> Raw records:
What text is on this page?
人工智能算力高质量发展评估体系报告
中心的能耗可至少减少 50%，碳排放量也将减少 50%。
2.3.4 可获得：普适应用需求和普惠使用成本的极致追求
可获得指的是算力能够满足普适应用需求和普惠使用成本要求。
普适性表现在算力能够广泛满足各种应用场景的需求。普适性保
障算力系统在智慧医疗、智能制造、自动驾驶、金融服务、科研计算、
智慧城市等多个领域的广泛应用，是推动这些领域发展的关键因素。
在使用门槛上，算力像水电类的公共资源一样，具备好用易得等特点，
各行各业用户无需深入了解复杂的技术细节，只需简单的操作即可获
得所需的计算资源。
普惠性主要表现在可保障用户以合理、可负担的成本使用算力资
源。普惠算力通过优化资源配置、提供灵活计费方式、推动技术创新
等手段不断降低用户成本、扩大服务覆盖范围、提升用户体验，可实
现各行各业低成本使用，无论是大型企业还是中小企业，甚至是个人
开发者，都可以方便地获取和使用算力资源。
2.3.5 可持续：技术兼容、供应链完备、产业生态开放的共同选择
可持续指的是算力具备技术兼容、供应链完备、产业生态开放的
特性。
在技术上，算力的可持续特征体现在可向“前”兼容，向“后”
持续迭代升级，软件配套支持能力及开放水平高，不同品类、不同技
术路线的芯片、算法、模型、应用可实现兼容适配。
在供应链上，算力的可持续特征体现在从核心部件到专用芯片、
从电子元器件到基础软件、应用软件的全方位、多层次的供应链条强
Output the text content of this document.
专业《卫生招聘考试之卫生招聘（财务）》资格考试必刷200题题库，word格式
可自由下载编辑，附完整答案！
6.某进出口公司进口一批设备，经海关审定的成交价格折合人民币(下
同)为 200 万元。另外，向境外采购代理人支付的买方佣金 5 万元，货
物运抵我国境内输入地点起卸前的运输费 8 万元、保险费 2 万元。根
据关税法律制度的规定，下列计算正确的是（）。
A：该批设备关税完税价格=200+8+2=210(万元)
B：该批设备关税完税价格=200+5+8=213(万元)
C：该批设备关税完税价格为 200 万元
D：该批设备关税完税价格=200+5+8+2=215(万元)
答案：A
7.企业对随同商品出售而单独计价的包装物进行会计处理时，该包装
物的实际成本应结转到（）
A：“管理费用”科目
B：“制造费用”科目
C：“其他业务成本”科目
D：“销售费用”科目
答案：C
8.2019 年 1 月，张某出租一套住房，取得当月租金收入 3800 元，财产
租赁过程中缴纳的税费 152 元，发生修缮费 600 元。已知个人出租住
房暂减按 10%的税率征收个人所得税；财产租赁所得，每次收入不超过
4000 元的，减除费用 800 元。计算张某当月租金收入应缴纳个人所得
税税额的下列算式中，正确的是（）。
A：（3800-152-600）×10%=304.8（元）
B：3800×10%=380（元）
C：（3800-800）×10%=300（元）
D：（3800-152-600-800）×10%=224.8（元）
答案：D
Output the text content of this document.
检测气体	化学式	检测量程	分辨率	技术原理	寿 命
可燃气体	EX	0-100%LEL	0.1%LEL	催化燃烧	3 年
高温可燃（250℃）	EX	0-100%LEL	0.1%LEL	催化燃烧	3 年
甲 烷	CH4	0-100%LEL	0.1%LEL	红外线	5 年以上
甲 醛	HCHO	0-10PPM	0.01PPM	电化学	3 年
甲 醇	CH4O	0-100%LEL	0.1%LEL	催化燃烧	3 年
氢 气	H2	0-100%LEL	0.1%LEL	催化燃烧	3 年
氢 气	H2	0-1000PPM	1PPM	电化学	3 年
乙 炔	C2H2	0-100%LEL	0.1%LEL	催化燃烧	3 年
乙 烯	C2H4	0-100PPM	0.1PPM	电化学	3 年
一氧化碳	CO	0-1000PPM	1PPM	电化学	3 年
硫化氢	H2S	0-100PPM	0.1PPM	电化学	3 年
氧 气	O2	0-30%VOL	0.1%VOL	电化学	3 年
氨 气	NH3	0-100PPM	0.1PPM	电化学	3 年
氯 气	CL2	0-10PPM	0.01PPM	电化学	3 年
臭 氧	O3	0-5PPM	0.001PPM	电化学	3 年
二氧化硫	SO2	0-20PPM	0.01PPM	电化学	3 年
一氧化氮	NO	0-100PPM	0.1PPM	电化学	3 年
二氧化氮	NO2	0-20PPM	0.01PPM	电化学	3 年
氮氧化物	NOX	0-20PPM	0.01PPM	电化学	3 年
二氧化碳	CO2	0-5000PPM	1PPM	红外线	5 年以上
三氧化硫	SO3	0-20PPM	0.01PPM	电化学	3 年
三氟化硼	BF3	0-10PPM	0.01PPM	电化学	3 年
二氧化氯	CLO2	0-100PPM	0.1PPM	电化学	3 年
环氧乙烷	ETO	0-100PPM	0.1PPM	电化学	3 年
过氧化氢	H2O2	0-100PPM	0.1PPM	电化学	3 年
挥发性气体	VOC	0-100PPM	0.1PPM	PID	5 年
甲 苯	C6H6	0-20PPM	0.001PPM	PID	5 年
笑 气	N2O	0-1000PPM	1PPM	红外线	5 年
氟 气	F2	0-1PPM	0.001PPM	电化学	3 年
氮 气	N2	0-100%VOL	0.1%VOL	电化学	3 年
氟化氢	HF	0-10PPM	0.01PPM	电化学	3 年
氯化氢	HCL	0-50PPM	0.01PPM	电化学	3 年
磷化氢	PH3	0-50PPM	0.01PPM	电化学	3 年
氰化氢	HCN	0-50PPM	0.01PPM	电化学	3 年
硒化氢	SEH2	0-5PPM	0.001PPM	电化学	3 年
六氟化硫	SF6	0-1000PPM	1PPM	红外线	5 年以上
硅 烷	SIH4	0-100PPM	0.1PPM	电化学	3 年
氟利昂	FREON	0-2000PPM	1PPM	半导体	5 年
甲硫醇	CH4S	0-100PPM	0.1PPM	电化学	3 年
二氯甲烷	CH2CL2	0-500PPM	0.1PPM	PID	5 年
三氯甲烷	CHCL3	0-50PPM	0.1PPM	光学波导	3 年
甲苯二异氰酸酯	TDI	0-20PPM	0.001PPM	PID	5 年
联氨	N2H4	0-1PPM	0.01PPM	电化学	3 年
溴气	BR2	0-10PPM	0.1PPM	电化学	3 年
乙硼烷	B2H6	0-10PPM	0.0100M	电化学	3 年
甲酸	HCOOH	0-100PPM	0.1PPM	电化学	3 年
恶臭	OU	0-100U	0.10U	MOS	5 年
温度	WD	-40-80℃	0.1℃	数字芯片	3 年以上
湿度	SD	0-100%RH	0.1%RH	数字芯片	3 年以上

> Problem description: The records above are to be copied in full, exactly as written.

> Exercise answer:
What text is on this page?
人工智能算力高质量发展评估体系报告
中心的能耗可至少减少 50%，碳排放量也将减少 50%。
2.3.4 可获得：普适应用需求和普惠使用成本的极致追求
可获得指的是算力能够满足普适应用需求和普惠使用成本要求。
普适性表现在算力能够广泛满足各种应用场景的需求。普适性保
障算力系统在智慧医疗、智能制造、自动驾驶、金融服务、科研计算、
智慧城市等多个领域的广泛应用，是推动这些领域发展的关键因素。
在使用门槛上，算力像水电类的公共资源一样，具备好用易得等特点，
各行各业用户无需深入了解复杂的技术细节，只需简单的操作即可获
得所需的计算资源。
普惠性主要表现在可保障用户以合理、可负担的成本使用算力资
源。普惠算力通过优化资源配置、提供灵活计费方式、推动技术创新
等手段不断降低用户成本、扩大服务覆盖范围、提升用户体验，可实
现各行各业低成本使用，无论是大型企业还是中小企业，甚至是个人
开发者，都可以方便地获取和使用算力资源。
2.3.5 可持续：技术兼容、供应链完备、产业生态开放的共同选择
可持续指的是算力具备技术兼容、供应链完备、产业生态开放的
特性。
在技术上，算力的可持续特征体现在可向“前”兼容，向“后”
持续迭代升级，软件配套支持能力及开放水平高，不同品类、不同技
术路线的芯片、算法、模型、应用可实现兼容适配。
在供应链上，算力的可持续特征体现在从核心部件到专用芯片、
从电子元器件到基础软件、应用软件的全方位、多层次的供应链条强
Output the text content of this document.
专业《卫生招聘考试之卫生招聘（财务）》资格考试必刷200题题库，word格式
可自由下载编辑，附完整答案！
6.某进出口公司进口一批设备，经海关审定的成交价格折合人民币(下
同)为 200 万元。另外，向境外采购代理人支付的买方佣金 5 万元，货
物运抵我国境内输入地点起卸前的运输费 8 万元、保险费 2 万元。根
据关税法律制度的规定，下列计算正确的是（）。
A：该批设备关税完税价格=200+8+2=210(万元)
B：该批设备关税完税价格=200+5+8=213(万元)
C：该批设备关税完税价格为 200 万元
D：该批设备关税完税价格=200+5+8+2=215(万元)
答案：A
7.企业对随同商品出售而单独计价的包装物进行会计处理时，该包装
物的实际成本应结转到（）
A：“管理费用”科目
B：“制造费用”科目
C：“其他业务成本”科目
D：“销售费用”科目
答案：C
8.2019 年 1 月，张某出租一套住房，取得当月租金收入 3800 元，财产
租赁过程中缴纳的税费 152 元，发生修缮费 600 元。已知个人出租住
房暂减按 10%的税率征收个人所得税；财产租赁所得，每次收入不超过
4000 元的，减除费用 800 元。计算张某当月租金收入应缴纳个人所得
税税额的下列算式中，正确的是（）。
A：（3800-152-600）×10%=304.8（元）
B：3800×10%=380（元）
C：（3800-800）×10%=300（元）
D：（3800-152-600-800）×10%=224.8（元）
答案：D
Output the text content of this document.
检测气体	化学式	检测量程	分辨率	技术原理	寿 命
可燃气体	EX	0-100%LEL	0.1%LEL	催化燃烧	3 年
高温可燃（250℃）	EX	0-100%LEL	0.1%LEL	催化燃烧	3 年
甲 烷	CH4	0-100%LEL	0.1%LEL	红外线	5 年以上
甲 醛	HCHO	0-10PPM	0.01PPM	电化学	3 年
甲 醇	CH4O	0-100%LEL	0.1%LEL	催化燃烧	3 年
氢 气	H2	0-100%LEL	0.1%LEL	催化燃烧	3 年
氢 气	H2	0-1000PPM	1PPM	电化学	3 年
乙 炔	C2H2	0-100%LEL	0.1%LEL	催化燃烧	3 年
乙 烯	C2H4	0-100PPM	0.1PPM	电化学	3 年
一氧化碳	CO	0-1000PPM	1PPM	电化学	3 年
硫化氢	H2S	0-100PPM	0.1PPM	电化学	3 年
氧 气	O2	0-30%VOL	0.1%VOL	电化学	3 年
氨 气	NH3	0-100PPM	0.1PPM	电化学	3 年
氯 气	CL2	0-10PPM	0.01PPM	电化学	3 年
臭 氧	O3	0-5PPM	0.001PPM	电化学	3 年
二氧化硫	SO2	0-20PPM	0.01PPM	电化学	3 年
一氧化氮	NO	0-100PPM	0.1PPM	电化学	3 年
二氧化氮	NO2	0-20PPM	0.01PPM	电化学	3 年
氮氧化物	NOX	0-20PPM	0.01PPM	电化学	3 年
二氧化碳	CO2	0-5000PPM	1PPM	红外线	5 年以上
三氧化硫	SO3	0-20PPM	0.01PPM	电化学	3 年
三氟化硼	BF3	0-10PPM	0.01PPM	电化学	3 年
二氧化氯	CLO2	0-100PPM	0.1PPM	电化学	3 年
环氧乙烷	ETO	0-100PPM	0.1PPM	电化学	3 年
过氧化氢	H2O2	0-100PPM	0.1PPM	电化学	3 年
挥发性气体	VOC	0-100PPM	0.1PPM	PID	5 年
甲 苯	C6H6	0-20PPM	0.001PPM	PID	5 年
笑 气	N2O	0-1000PPM	1PPM	红外线	5 年
氟 气	F2	0-1PPM	0.001PPM	电化学	3 年
氮 气	N2	0-100%VOL	0.1%VOL	电化学	3 年
氟化氢	HF	0-10PPM	0.01PPM	电化学	3 年
氯化氢	HCL	0-50PPM	0.01PPM	电化学	3 年
磷化氢	PH3	0-50PPM	0.01PPM	电化学	3 年
氰化氢	HCN	0-50PPM	0.01PPM	电化学	3 年
硒化氢	SEH2	0-5PPM	0.001PPM	电化学	3 年
六氟化硫	SF6	0-1000PPM	1PPM	红外线	5 年以上
硅 烷	SIH4	0-100PPM	0.1PPM	电化学	3 年
氟利昂	FREON	0-2000PPM	1PPM	半导体	5 年
甲硫醇	CH4S	0-100PPM	0.1PPM	电化学	3 年
二氯甲烷	CH2CL2	0-500PPM	0.1PPM	PID	5 年
三氯甲烷	CHCL3	0-50PPM	0.1PPM	光学波导	3 年
甲苯二异氰酸酯	TDI	0-20PPM	0.001PPM	PID	5 年
联氨	N2H4	0-1PPM	0.01PPM	电化学	3 年
溴气	BR2	0-10PPM	0.1PPM	电化学	3 年
乙硼烷	B2H6	0-10PPM	0.0100M	电化学	3 年
甲酸	HCOOH	0-100PPM	0.1PPM	电化学	3 年
恶臭	OU	0-100U	0.10U	MOS	5 年
温度	WD	-40-80℃	0.1℃	数字芯片	3 年以上
湿度	SD	0-100%RH	0.1%RH	数字芯片	3 年以上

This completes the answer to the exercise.